> **ENUNCIADO**:
¿Qué partes del cuerpo de Probo se nombran en el diálogo entre Máximo y Probo? Enuméralas todas.

> **FRAGMENTO DEL TEXTO**:
==*==

Máximo, a los guardias: Es preciso contener estas sátiras: que pongan al fuego una plancha de hierro y estando caldeada que se la pongan bajo las plantas de los pies.
Probo: Ese fuego no tiene ningún calor, a lo menos yo no lo siento.
Máximo, a los guardias: Dejad la plancha por más tiempo al fuego, y no la saquéis de él hasta que esté hecha toda ascua.
Probo: Ahora comienza a sentirse un poco el calor.
Máximo: Atenle, pues, tiéndanlo sobre el potro, y azótenle con correas de cuero crudo, hasta que sus espaldas estén todas bañadas de sangre.
Probo: Todo eso no me hace fuerza, si no inventáis alguna cosa nueva y hacéis la prueba, que entonces reconoceréis el poder de Dios, que está en mí, y que me fortifica.
Máximo, a los guardias: Raedle la cabeza y echadle encima carbones encendidos.
Probo: Ya me habéis hecho quemar la cabeza y los pies, y esto no ha servido sino de ostentar el poder, y la bondad del Dios que adoro y de convenceros de vuestra impotencia. Yo sirvo a mi Dios, que me salvará, y no a vuestros dioses, que no pueden hacer más que perder a los que los sirven.

==*==

> **REGISTROS SIN PROCESAR**:
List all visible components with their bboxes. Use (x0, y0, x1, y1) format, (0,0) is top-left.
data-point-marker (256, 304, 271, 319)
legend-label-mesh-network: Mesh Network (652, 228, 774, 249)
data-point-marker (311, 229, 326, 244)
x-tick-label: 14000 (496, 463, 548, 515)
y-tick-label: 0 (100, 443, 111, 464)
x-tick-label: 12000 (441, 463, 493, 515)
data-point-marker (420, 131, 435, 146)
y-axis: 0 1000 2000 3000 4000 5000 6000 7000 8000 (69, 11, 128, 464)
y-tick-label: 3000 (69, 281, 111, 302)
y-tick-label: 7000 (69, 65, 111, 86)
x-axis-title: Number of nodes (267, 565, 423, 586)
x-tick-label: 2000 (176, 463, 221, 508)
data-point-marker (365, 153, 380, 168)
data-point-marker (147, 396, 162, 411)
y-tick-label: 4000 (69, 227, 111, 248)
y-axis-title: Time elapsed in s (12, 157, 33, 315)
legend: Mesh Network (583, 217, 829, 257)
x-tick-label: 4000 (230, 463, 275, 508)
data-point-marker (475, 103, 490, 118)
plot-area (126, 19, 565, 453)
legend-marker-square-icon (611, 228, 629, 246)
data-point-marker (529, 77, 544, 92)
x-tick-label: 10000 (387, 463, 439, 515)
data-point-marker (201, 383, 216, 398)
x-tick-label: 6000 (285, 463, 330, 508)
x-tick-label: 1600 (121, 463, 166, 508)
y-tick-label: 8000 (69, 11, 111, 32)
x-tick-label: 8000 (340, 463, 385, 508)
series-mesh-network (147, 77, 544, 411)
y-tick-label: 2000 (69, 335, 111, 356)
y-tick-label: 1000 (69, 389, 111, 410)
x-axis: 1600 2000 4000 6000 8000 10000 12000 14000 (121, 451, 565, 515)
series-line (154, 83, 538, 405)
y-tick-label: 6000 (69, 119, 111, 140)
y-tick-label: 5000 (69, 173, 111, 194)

==*==

> **RESPUESTA**:
- Las plantas de los pies (los pies)
- Las espaldas
- La cabeza